## Start Dataset content

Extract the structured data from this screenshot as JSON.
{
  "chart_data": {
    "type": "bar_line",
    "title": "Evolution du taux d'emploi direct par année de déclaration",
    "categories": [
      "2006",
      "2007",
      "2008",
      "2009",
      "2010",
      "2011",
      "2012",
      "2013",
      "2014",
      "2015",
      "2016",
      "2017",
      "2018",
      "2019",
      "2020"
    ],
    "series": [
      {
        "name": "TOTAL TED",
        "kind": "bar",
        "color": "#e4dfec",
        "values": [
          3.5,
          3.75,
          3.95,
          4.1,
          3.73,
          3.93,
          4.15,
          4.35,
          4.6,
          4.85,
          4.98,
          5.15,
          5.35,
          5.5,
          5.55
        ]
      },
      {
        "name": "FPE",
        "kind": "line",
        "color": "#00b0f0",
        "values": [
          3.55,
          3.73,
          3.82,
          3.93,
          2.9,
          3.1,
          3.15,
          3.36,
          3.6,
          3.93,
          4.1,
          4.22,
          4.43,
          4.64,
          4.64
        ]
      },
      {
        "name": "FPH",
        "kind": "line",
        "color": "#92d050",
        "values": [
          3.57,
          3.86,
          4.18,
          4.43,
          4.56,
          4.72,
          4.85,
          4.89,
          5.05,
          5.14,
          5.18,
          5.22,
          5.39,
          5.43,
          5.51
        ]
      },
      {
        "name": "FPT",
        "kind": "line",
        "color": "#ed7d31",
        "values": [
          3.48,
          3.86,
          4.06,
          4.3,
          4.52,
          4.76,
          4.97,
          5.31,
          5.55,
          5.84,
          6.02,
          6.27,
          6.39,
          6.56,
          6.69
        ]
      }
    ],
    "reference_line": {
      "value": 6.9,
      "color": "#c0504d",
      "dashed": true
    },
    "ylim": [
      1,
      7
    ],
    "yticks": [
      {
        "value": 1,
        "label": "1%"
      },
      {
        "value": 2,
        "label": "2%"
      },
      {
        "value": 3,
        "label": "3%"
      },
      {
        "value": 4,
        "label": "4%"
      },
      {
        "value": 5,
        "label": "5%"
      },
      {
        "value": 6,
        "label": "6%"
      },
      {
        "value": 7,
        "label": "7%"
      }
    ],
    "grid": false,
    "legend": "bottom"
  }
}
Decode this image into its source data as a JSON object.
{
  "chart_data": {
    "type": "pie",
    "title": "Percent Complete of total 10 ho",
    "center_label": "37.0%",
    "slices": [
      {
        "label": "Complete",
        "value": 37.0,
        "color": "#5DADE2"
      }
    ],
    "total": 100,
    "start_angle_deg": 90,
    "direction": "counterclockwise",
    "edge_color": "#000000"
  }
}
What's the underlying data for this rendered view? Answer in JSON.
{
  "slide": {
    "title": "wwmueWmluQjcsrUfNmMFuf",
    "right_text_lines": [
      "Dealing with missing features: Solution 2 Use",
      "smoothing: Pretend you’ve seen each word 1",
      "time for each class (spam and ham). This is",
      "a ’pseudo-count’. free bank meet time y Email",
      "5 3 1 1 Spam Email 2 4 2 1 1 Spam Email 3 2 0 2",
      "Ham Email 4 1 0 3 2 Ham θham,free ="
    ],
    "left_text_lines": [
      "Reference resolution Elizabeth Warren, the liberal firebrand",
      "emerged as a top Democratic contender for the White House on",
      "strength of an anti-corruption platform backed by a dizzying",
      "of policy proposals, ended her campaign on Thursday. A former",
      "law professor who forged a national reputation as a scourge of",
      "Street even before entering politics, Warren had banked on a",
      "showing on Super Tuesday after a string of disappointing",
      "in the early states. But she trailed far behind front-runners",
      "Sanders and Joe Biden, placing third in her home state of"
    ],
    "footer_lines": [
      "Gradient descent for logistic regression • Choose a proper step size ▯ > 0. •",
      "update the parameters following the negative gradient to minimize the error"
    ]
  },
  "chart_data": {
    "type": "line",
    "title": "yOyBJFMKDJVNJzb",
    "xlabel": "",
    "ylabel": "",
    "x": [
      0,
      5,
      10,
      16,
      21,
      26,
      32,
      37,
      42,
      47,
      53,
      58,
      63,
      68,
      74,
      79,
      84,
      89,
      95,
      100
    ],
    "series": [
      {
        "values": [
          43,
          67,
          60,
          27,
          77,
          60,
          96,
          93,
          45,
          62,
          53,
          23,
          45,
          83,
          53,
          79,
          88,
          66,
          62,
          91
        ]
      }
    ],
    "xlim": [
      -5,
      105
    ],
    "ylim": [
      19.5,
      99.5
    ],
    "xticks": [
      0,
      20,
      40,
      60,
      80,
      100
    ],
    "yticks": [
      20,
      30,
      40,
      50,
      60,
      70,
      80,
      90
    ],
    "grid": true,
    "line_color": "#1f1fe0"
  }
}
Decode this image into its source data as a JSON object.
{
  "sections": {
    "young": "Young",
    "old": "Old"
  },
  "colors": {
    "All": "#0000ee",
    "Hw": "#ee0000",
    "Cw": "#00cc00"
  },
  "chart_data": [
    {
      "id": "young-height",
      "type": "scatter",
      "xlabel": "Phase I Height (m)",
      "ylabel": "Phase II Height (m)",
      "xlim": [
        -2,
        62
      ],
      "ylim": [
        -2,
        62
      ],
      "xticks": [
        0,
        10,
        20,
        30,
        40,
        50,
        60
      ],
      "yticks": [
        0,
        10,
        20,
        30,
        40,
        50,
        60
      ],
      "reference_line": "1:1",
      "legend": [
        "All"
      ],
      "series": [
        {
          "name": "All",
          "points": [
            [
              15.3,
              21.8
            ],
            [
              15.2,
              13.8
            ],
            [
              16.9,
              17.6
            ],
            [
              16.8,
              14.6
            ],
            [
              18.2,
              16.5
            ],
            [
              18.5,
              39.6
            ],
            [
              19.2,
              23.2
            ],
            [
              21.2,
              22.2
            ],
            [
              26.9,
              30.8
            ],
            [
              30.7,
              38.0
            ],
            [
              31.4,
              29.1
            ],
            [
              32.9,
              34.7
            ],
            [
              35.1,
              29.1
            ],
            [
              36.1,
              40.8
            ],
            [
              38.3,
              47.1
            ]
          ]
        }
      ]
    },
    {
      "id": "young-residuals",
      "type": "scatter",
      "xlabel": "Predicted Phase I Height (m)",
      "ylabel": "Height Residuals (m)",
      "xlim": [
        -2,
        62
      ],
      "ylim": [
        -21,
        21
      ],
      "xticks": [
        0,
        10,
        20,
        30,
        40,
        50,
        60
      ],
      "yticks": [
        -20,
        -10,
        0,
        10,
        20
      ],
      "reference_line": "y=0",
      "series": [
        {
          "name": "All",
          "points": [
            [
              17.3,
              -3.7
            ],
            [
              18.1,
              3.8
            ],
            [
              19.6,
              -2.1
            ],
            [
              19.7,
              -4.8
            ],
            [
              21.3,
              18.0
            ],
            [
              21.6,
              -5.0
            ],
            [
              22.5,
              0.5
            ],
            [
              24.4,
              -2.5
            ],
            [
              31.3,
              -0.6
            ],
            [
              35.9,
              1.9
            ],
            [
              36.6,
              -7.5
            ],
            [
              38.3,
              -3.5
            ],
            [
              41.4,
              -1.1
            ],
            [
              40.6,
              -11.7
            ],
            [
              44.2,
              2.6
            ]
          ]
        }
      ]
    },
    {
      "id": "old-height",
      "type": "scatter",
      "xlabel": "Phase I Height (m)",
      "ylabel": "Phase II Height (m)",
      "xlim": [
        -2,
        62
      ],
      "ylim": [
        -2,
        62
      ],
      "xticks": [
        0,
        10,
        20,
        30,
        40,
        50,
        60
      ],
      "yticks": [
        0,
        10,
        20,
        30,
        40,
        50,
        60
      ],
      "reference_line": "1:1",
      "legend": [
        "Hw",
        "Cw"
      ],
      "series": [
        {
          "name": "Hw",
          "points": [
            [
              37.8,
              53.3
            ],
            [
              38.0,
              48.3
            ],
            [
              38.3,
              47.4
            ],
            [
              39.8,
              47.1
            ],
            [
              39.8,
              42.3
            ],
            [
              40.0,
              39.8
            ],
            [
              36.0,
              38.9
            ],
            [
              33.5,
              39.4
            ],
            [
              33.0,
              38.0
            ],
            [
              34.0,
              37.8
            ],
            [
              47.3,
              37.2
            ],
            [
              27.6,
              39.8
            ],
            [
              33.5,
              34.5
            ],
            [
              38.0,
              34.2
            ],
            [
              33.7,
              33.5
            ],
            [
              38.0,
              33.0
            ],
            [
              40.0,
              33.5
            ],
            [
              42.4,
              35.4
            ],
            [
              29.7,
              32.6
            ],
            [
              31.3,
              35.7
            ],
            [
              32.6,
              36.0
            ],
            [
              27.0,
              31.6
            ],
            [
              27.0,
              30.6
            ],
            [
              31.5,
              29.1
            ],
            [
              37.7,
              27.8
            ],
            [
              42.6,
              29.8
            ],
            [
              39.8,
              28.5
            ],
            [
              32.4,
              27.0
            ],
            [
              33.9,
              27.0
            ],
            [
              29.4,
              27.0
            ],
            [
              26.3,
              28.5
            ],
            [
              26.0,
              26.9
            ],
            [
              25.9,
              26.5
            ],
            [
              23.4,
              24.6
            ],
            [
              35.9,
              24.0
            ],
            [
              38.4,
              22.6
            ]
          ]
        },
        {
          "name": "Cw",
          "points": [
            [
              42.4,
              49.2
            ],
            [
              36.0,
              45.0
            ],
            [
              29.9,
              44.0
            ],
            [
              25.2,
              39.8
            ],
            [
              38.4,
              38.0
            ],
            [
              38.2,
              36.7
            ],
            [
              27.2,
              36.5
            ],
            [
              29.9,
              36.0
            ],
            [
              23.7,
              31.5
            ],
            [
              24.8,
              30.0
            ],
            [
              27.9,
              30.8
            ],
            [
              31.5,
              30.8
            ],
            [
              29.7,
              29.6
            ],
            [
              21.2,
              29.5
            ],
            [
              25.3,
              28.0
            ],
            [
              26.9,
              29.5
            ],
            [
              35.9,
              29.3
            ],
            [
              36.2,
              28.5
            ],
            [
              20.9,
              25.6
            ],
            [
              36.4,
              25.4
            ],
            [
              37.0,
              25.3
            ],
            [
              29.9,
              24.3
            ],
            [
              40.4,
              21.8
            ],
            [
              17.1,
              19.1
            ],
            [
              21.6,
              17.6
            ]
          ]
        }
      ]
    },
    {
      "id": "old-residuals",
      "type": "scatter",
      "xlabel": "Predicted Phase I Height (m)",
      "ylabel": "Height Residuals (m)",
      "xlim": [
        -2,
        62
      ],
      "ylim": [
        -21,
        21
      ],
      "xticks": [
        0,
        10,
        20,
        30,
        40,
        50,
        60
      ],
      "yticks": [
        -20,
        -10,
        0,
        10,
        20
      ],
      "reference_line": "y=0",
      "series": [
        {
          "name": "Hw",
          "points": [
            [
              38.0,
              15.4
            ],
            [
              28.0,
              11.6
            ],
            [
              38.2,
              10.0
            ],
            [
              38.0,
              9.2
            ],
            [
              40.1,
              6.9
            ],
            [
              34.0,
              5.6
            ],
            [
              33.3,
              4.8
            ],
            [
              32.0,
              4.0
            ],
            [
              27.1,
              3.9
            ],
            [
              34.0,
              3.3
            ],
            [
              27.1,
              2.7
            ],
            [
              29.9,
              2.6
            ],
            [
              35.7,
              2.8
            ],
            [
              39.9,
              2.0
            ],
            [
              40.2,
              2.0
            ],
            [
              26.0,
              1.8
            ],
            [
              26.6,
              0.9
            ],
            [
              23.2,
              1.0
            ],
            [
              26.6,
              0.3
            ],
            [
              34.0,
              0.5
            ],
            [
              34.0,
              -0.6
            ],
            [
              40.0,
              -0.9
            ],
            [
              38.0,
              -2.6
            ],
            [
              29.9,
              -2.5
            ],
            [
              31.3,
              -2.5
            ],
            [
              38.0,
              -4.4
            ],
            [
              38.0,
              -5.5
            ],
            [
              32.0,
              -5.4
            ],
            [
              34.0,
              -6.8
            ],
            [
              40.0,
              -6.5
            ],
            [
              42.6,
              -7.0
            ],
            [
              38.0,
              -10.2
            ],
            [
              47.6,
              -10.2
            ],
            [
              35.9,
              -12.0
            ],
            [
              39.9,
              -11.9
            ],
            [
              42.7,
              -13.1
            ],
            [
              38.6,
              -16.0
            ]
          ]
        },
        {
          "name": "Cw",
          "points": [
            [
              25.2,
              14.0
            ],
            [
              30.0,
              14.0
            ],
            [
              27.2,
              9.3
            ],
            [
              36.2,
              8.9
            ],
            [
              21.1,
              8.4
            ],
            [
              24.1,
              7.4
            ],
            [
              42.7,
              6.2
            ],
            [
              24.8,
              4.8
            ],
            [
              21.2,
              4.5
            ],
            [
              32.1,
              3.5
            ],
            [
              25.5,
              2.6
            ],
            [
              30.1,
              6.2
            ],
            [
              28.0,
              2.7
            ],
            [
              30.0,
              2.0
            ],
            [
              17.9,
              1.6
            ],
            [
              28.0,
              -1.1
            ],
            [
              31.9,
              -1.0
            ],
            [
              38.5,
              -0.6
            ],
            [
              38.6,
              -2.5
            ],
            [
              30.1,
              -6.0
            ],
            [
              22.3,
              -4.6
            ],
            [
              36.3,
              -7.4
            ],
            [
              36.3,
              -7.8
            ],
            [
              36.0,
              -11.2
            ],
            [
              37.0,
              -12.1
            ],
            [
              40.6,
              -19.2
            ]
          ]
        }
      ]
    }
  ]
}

## End Dataset content

Copy each line above containing the string "time".

--- Expected answer ---
      "time for each class (spam and ham). This is",
      "a ’pseudo-count’. free bank meet time y Email",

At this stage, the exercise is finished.